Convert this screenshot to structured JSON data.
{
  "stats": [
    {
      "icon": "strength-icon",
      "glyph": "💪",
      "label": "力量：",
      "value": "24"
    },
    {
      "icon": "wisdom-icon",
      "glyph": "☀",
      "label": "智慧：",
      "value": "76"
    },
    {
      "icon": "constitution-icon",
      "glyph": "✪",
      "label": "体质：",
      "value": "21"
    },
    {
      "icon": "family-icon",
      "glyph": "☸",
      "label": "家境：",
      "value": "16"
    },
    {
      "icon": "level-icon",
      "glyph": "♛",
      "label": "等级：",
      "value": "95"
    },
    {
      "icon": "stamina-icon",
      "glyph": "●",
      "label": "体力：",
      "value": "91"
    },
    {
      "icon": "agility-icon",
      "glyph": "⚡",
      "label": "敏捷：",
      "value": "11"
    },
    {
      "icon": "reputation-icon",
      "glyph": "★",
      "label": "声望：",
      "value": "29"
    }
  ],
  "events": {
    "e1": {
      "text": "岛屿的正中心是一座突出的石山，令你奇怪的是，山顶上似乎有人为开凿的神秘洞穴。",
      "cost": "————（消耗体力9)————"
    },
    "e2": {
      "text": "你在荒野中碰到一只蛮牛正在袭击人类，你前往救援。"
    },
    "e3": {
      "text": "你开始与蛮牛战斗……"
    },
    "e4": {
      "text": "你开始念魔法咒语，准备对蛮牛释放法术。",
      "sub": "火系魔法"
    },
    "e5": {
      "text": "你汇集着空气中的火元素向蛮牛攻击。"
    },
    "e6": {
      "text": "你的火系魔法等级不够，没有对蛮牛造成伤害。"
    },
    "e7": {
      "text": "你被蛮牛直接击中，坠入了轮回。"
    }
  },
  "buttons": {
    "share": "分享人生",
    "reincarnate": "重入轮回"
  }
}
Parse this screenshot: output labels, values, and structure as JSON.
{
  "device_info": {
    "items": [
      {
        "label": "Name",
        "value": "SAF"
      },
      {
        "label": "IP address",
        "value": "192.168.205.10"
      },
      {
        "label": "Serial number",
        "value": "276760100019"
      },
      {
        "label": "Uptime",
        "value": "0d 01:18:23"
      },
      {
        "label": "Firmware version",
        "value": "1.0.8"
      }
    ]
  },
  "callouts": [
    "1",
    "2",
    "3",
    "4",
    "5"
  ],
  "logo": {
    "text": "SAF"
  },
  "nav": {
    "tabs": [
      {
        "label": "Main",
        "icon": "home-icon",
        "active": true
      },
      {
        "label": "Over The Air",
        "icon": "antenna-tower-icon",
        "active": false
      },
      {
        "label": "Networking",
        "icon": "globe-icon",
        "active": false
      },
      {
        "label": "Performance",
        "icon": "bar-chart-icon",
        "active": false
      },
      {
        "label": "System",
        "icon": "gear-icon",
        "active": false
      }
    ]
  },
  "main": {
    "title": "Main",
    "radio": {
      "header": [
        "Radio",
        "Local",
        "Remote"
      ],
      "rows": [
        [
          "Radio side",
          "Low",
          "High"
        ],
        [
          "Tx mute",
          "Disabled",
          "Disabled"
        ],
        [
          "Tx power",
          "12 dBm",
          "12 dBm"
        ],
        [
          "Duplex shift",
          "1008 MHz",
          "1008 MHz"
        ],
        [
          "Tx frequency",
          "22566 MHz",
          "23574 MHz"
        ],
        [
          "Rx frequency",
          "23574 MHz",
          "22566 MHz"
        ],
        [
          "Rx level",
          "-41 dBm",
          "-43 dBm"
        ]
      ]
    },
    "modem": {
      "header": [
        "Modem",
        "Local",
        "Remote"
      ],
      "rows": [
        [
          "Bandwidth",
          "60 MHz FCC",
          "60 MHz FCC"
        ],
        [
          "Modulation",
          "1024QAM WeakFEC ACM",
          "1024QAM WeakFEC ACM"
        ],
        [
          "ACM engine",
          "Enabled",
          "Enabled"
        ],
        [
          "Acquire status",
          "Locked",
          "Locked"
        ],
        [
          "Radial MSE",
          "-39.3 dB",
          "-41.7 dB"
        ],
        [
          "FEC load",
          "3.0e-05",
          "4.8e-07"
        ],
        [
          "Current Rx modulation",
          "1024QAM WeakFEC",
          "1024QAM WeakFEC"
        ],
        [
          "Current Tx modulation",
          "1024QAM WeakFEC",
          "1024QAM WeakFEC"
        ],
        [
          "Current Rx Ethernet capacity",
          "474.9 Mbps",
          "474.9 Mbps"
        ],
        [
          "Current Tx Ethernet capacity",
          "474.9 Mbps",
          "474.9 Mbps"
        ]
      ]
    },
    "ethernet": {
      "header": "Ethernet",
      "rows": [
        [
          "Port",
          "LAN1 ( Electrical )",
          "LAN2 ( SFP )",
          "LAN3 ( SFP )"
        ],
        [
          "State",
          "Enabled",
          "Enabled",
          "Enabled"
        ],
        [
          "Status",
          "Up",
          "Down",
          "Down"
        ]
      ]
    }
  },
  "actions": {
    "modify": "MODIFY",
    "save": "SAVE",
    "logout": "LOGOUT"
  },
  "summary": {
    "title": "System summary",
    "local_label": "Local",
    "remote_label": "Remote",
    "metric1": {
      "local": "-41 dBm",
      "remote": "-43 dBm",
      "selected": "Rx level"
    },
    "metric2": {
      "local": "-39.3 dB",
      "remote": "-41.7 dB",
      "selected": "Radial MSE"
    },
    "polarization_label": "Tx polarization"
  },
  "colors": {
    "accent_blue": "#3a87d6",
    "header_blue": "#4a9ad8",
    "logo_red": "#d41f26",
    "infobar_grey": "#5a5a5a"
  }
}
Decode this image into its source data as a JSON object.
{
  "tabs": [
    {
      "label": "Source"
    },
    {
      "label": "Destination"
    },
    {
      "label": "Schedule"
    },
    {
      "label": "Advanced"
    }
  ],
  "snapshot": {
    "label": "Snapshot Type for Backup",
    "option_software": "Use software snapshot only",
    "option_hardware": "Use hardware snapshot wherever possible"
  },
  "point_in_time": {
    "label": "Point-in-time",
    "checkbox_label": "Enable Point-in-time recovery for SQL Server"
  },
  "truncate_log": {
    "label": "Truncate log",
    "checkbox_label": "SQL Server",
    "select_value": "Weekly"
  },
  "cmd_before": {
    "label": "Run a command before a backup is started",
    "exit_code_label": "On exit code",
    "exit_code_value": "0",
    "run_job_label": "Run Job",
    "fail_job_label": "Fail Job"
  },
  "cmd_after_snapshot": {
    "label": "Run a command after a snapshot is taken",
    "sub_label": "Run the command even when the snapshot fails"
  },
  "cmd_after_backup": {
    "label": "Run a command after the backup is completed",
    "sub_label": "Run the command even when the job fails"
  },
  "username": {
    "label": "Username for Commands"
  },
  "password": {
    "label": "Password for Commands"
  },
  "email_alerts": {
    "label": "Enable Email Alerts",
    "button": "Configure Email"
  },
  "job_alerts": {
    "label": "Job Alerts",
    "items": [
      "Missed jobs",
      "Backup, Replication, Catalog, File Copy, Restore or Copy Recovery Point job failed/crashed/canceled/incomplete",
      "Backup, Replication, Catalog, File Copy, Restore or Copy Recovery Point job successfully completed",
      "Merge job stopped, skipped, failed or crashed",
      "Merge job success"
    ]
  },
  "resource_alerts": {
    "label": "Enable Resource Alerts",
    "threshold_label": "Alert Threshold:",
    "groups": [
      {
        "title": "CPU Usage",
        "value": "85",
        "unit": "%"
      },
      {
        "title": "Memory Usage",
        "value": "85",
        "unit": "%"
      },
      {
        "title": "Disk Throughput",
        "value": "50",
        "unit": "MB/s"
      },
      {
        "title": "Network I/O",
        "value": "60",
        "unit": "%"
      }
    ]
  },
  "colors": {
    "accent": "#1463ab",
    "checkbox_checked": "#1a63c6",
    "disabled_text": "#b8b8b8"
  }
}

> Exercise
Copy each line of the records that contains the word "capacity".

> Answer to the exercise
          "Current Rx Ethernet capacity",
          "Current Tx Ethernet capacity",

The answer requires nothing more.